▶ Challenge
Transcribe all of the material exactly, except for its pictures.

▶ Data to process

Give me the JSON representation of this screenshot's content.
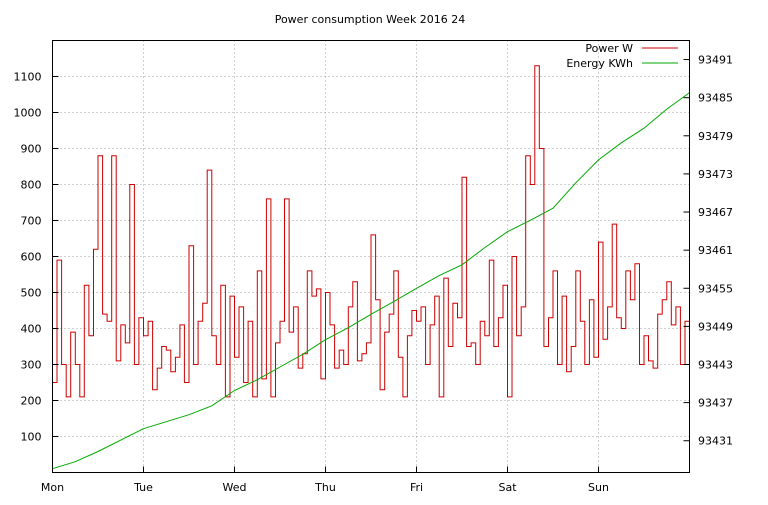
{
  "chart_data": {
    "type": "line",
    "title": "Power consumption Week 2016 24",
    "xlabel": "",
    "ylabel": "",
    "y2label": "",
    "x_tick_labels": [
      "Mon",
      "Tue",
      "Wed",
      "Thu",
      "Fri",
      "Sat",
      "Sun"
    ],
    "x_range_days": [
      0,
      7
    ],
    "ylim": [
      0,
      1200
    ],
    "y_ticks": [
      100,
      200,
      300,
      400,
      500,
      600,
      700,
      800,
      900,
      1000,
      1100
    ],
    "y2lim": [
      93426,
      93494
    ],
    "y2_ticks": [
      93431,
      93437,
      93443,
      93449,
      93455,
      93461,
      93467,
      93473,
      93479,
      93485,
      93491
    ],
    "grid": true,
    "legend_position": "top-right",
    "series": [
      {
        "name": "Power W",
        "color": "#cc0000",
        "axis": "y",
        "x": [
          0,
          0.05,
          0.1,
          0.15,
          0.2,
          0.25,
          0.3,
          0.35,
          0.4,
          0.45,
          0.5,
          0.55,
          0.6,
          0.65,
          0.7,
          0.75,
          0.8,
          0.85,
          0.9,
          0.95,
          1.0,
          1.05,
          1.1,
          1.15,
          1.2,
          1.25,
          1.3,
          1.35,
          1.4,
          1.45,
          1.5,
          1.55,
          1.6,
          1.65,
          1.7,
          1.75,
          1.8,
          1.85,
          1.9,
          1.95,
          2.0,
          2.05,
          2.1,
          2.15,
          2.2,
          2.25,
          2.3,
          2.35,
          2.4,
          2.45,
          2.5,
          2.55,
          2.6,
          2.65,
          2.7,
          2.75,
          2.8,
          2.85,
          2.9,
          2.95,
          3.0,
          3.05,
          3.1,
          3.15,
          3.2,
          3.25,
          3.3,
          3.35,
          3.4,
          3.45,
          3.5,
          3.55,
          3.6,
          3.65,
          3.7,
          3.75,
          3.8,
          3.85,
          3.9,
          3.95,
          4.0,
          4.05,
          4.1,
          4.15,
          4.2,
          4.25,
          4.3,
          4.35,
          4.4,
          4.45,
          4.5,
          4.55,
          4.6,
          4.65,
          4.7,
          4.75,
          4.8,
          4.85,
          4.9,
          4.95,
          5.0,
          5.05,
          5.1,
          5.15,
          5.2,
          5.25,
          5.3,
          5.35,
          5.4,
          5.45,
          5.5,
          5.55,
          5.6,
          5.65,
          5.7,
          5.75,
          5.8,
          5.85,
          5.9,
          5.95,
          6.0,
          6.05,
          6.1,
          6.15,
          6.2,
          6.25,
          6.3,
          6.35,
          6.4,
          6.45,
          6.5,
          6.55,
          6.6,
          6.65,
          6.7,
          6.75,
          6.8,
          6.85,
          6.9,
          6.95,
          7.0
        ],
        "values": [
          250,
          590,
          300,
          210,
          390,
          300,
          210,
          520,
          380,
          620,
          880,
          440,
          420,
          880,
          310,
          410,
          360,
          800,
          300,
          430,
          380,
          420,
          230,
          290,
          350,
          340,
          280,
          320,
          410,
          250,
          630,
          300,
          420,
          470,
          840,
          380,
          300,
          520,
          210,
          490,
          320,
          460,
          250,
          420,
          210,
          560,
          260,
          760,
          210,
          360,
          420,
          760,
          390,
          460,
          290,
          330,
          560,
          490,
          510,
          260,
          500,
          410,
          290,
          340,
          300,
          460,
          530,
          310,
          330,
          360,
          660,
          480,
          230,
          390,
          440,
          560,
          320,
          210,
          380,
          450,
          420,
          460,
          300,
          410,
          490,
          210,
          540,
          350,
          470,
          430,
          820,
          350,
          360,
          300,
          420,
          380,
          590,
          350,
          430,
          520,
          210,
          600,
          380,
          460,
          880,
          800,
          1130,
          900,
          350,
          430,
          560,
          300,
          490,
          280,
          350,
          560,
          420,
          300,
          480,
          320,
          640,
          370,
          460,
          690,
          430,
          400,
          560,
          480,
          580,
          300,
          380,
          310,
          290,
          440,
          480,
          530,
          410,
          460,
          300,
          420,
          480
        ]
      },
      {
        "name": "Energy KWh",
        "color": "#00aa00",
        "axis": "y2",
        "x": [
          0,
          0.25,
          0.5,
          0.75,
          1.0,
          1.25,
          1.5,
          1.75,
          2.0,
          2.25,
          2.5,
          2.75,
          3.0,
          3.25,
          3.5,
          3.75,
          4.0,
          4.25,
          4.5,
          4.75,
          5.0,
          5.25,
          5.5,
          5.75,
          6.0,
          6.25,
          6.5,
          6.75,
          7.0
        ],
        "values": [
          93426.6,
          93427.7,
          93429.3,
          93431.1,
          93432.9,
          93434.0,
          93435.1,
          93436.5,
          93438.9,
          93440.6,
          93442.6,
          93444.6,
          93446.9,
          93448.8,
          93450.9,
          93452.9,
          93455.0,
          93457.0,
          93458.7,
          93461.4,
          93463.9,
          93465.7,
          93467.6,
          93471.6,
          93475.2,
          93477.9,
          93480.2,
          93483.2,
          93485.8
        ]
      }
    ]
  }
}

▶ Response to the exercise
Give me the JSON representation of this screenshot's content.
{
  "chart_data": {
    "type": "line",
    "title": "Power consumption Week 2016 24",
    "xlabel": "",
    "ylabel": "",
    "y2label": "",
    "x_tick_labels": [
      "Mon",
      "Tue",
      "Wed",
      "Thu",
      "Fri",
      "Sat",
      "Sun"
    ],
    "x_range_days": [
      0,
      7
    ],
    "ylim": [
      0,
      1200
    ],
    "y_ticks": [
      100,
      200,
      300,
      400,
      500,
      600,
      700,
      800,
      900,
      1000,
      1100
    ],
    "y2lim": [
      93426,
      93494
    ],
    "y2_ticks": [
      93431,
      93437,
      93443,
      93449,
      93455,
      93461,
      93467,
      93473,
      93479,
      93485,
      93491
    ],
    "grid": true,
    "legend_position": "top-right",
    "series": [
      {
        "name": "Power W",
        "color": "#cc0000",
        "axis": "y",
        "x": [
          0,
          0.05,
          0.1,
          0.15,
          0.2,
          0.25,
          0.3,
          0.35,
          0.4,
          0.45,
          0.5,
          0.55,
          0.6,
          0.65,
          0.7,
          0.75,
          0.8,
          0.85,
          0.9,
          0.95,
          1.0,
          1.05,
          1.1,
          1.15,
          1.2,
          1.25,
          1.3,
          1.35,
          1.4,
          1.45,
          1.5,
          1.55,
          1.6,
          1.65,
          1.7,
          1.75,
          1.8,
          1.85,
          1.9,
          1.95,
          2.0,
          2.05,
          2.1,
          2.15,
          2.2,
          2.25,
          2.3,
          2.35,
          2.4,
          2.45,
          2.5,
          2.55,
          2.6,
          2.65,
          2.7,
          2.75,
          2.8,
          2.85,
          2.9,
          2.95,
          3.0,
          3.05,
          3.1,
          3.15,
          3.2,
          3.25,
          3.3,
          3.35,
          3.4,
          3.45,
          3.5,
          3.55,
          3.6,
          3.65,
          3.7,
          3.75,
          3.8,
          3.85,
          3.9,
          3.95,
          4.0,
          4.05,
          4.1,
          4.15,
          4.2,
          4.25,
          4.3,
          4.35,
          4.4,
          4.45,
          4.5,
          4.55,
          4.6,
          4.65,
          4.7,
          4.75,
          4.8,
          4.85,
          4.9,
          4.95,
          5.0,
          5.05,
          5.1,
          5.15,
          5.2,
          5.25,
          5.3,
          5.35,
          5.4,
          5.45,
          5.5,
          5.55,
          5.6,
          5.65,
          5.7,
          5.75,
          5.8,
          5.85,
          5.9,
          5.95,
          6.0,
          6.05,
          6.1,
          6.15,
          6.2,
          6.25,
          6.3,
          6.35,
          6.4,
          6.45,
          6.5,
          6.55,
          6.6,
          6.65,
          6.7,
          6.75,
          6.8,
          6.85,
          6.9,
          6.95,
          7.0
        ],
        "values": [
          250,
          590,
          300,
          210,
          390,
          300,
          210,
          520,
          380,
          620,
          880,
          440,
          420,
          880,
          310,
          410,
          360,
          800,
          300,
          430,
          380,
          420,
          230,
          290,
          350,
          340,
          280,
          320,
          410,
          250,
          630,
          300,
          420,
          470,
          840,
          380,
          300,
          520,
          210,
          490,
          320,
          460,
          250,
          420,
          210,
          560,
          260,
          760,
          210,
          360,
          420,
          760,
          390,
          460,
          290,
          330,
          560,
          490,
          510,
          260,
          500,
          410,
          290,
          340,
          300,
          460,
          530,
          310,
          330,
          360,
          660,
          480,
          230,
          390,
          440,
          560,
          320,
          210,
          380,
          450,
          420,
          460,
          300,
          410,
          490,
          210,
          540,
          350,
          470,
          430,
          820,
          350,
          360,
          300,
          420,
          380,
          590,
          350,
          430,
          520,
          210,
          600,
          380,
          460,
          880,
          800,
          1130,
          900,
          350,
          430,
          560,
          300,
          490,
          280,
          350,
          560,
          420,
          300,
          480,
          320,
          640,
          370,
          460,
          690,
          430,
          400,
          560,
          480,
          580,
          300,
          380,
          310,
          290,
          440,
          480,
          530,
          410,
          460,
          300,
          420,
          480
        ]
      },
      {
        "name": "Energy KWh",
        "color": "#00aa00",
        "axis": "y2",
        "x": [
          0,
          0.25,
          0.5,
          0.75,
          1.0,
          1.25,
          1.5,
          1.75,
          2.0,
          2.25,
          2.5,
          2.75,
          3.0,
          3.25,
          3.5,
          3.75,
          4.0,
          4.25,
          4.5,
          4.75,
          5.0,
          5.25,
          5.5,
          5.75,
          6.0,
          6.25,
          6.5,
          6.75,
          7.0
        ],
        "values": [
          93426.6,
          93427.7,
          93429.3,
          93431.1,
          93432.9,
          93434.0,
          93435.1,
          93436.5,
          93438.9,
          93440.6,
          93442.6,
          93444.6,
          93446.9,
          93448.8,
          93450.9,
          93452.9,
          93455.0,
          93457.0,
          93458.7,
          93461.4,
          93463.9,
          93465.7,
          93467.6,
          93471.6,
          93475.2,
          93477.9,
          93480.2,
          93483.2,
          93485.8
        ]
      }
    ]
  }
}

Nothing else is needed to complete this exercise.